EXERCISE OBJECTIVE »
Quote the entries word for word. Omit the pictures.

TASK INPUTS »
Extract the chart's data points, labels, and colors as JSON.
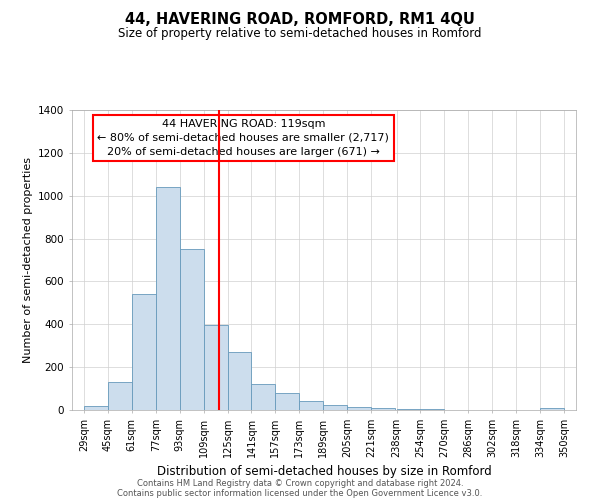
{
  "title": "44, HAVERING ROAD, ROMFORD, RM1 4QU",
  "subtitle": "Size of property relative to semi-detached houses in Romford",
  "xlabel": "Distribution of semi-detached houses by size in Romford",
  "ylabel": "Number of semi-detached properties",
  "footnote1": "Contains HM Land Registry data © Crown copyright and database right 2024.",
  "footnote2": "Contains public sector information licensed under the Open Government Licence v3.0.",
  "bar_left_edges": [
    29,
    45,
    61,
    77,
    93,
    109,
    125,
    141,
    157,
    173,
    189,
    205,
    221,
    238,
    254,
    270,
    286,
    302,
    318,
    334
  ],
  "bar_widths": [
    16,
    16,
    16,
    16,
    16,
    16,
    16,
    16,
    16,
    16,
    16,
    16,
    16,
    16,
    16,
    16,
    16,
    16,
    16,
    16
  ],
  "bar_heights": [
    20,
    130,
    540,
    1040,
    750,
    395,
    270,
    120,
    80,
    40,
    25,
    15,
    10,
    5,
    5,
    0,
    0,
    0,
    0,
    10
  ],
  "bar_color": "#ccdded",
  "bar_edge_color": "#6699bb",
  "grid_color": "#d0d0d0",
  "vline_x": 119,
  "vline_color": "red",
  "annotation_title": "44 HAVERING ROAD: 119sqm",
  "annotation_line1": "← 80% of semi-detached houses are smaller (2,717)",
  "annotation_line2": "20% of semi-detached houses are larger (671) →",
  "ylim": [
    0,
    1400
  ],
  "xlim": [
    21,
    358
  ],
  "xtick_labels": [
    "29sqm",
    "45sqm",
    "61sqm",
    "77sqm",
    "93sqm",
    "109sqm",
    "125sqm",
    "141sqm",
    "157sqm",
    "173sqm",
    "189sqm",
    "205sqm",
    "221sqm",
    "238sqm",
    "254sqm",
    "270sqm",
    "286sqm",
    "302sqm",
    "318sqm",
    "334sqm",
    "350sqm"
  ],
  "xtick_positions": [
    29,
    45,
    61,
    77,
    93,
    109,
    125,
    141,
    157,
    173,
    189,
    205,
    221,
    238,
    254,
    270,
    286,
    302,
    318,
    334,
    350
  ],
  "ytick_positions": [
    0,
    200,
    400,
    600,
    800,
    1000,
    1200,
    1400
  ],
  "background_color": "#ffffff",
  "title_fontsize": 10.5,
  "subtitle_fontsize": 8.5,
  "xlabel_fontsize": 8.5,
  "ylabel_fontsize": 8,
  "tick_fontsize": 7,
  "annotation_fontsize": 8,
  "footnote_fontsize": 6
}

RIGHT ANSWER »
Extract the chart's data points, labels, and colors as JSON.
{
  "title": "44, HAVERING ROAD, ROMFORD, RM1 4QU",
  "subtitle": "Size of property relative to semi-detached houses in Romford",
  "xlabel": "Distribution of semi-detached houses by size in Romford",
  "ylabel": "Number of semi-detached properties",
  "footnote1": "Contains HM Land Registry data © Crown copyright and database right 2024.",
  "footnote2": "Contains public sector information licensed under the Open Government Licence v3.0.",
  "bar_left_edges": [
    29,
    45,
    61,
    77,
    93,
    109,
    125,
    141,
    157,
    173,
    189,
    205,
    221,
    238,
    254,
    270,
    286,
    302,
    318,
    334
  ],
  "bar_widths": [
    16,
    16,
    16,
    16,
    16,
    16,
    16,
    16,
    16,
    16,
    16,
    16,
    16,
    16,
    16,
    16,
    16,
    16,
    16,
    16
  ],
  "bar_heights": [
    20,
    130,
    540,
    1040,
    750,
    395,
    270,
    120,
    80,
    40,
    25,
    15,
    10,
    5,
    5,
    0,
    0,
    0,
    0,
    10
  ],
  "bar_color": "#ccdded",
  "bar_edge_color": "#6699bb",
  "grid_color": "#d0d0d0",
  "vline_x": 119,
  "vline_color": "red",
  "annotation_title": "44 HAVERING ROAD: 119sqm",
  "annotation_line1": "← 80% of semi-detached houses are smaller (2,717)",
  "annotation_line2": "20% of semi-detached houses are larger (671) →",
  "ylim": [
    0,
    1400
  ],
  "xlim": [
    21,
    358
  ],
  "xtick_labels": [
    "29sqm",
    "45sqm",
    "61sqm",
    "77sqm",
    "93sqm",
    "109sqm",
    "125sqm",
    "141sqm",
    "157sqm",
    "173sqm",
    "189sqm",
    "205sqm",
    "221sqm",
    "238sqm",
    "254sqm",
    "270sqm",
    "286sqm",
    "302sqm",
    "318sqm",
    "334sqm",
    "350sqm"
  ],
  "xtick_positions": [
    29,
    45,
    61,
    77,
    93,
    109,
    125,
    141,
    157,
    173,
    189,
    205,
    221,
    238,
    254,
    270,
    286,
    302,
    318,
    334,
    350
  ],
  "ytick_positions": [
    0,
    200,
    400,
    600,
    800,
    1000,
    1200,
    1400
  ],
  "background_color": "#ffffff",
  "title_fontsize": 10.5,
  "subtitle_fontsize": 8.5,
  "xlabel_fontsize": 8.5,
  "ylabel_fontsize": 8,
  "tick_fontsize": 7,
  "annotation_fontsize": 8,
  "footnote_fontsize": 6
}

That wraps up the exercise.